• **DIRECTIONS FOR THIS TASK**
Using the entries that follow, collect the lines where the word "SMOTE" appears.

• **RECORDS FOR THE TASK**

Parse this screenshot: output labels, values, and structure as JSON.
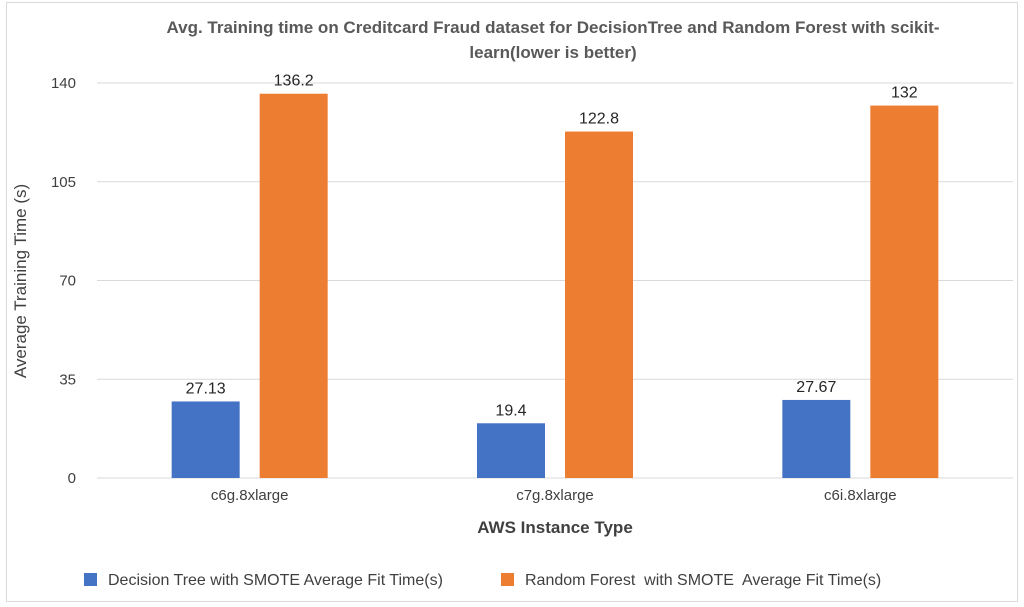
{
  "chart_data": {
    "type": "bar",
    "title_line1": "Avg. Training time on Creditcard Fraud dataset for DecisionTree and Random Forest with scikit-",
    "title_line2": "learn(lower is better)",
    "xlabel": "AWS Instance Type",
    "ylabel": "Average Training Time (s)",
    "categories": [
      "c6g.8xlarge",
      "c7g.8xlarge",
      "c6i.8xlarge"
    ],
    "series": [
      {
        "name": "Decision Tree with SMOTE Average Fit Time(s)",
        "color": "#4472c4",
        "values": [
          27.13,
          19.4,
          27.67
        ],
        "labels": [
          "27.13",
          "19.4",
          "27.67"
        ]
      },
      {
        "name": "Random Forest  with SMOTE  Average Fit Time(s)",
        "color": "#ed7d31",
        "values": [
          136.2,
          122.8,
          132
        ],
        "labels": [
          "136.2",
          "122.8",
          "132"
        ]
      }
    ],
    "yticks": [
      "0",
      "35",
      "70",
      "105",
      "140"
    ],
    "ytick_values": [
      0,
      35,
      70,
      105,
      140
    ],
    "ylim": [
      0,
      140
    ],
    "grid": true,
    "legend_position": "bottom"
  }
}
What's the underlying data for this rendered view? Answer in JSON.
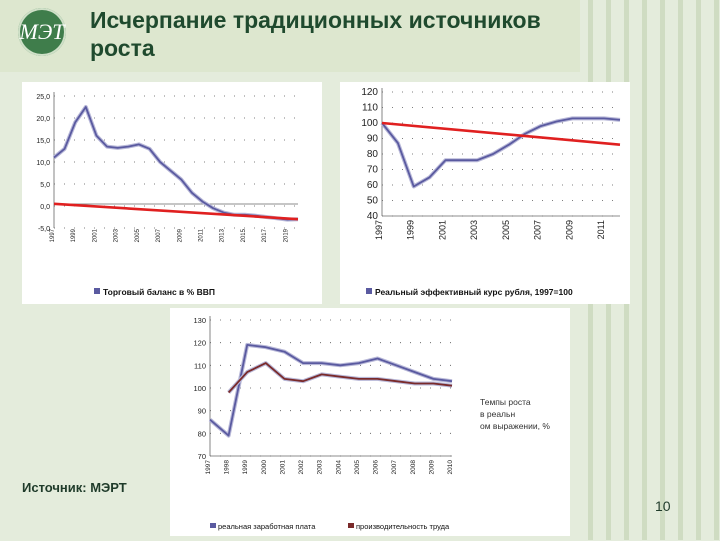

• **RESPONSE TO THE TASK**
        "name": "Decision Tree with SMOTE Average Fit Time(s)",
        "name": "Random Forest  with SMOTE  Average Fit Time(s)",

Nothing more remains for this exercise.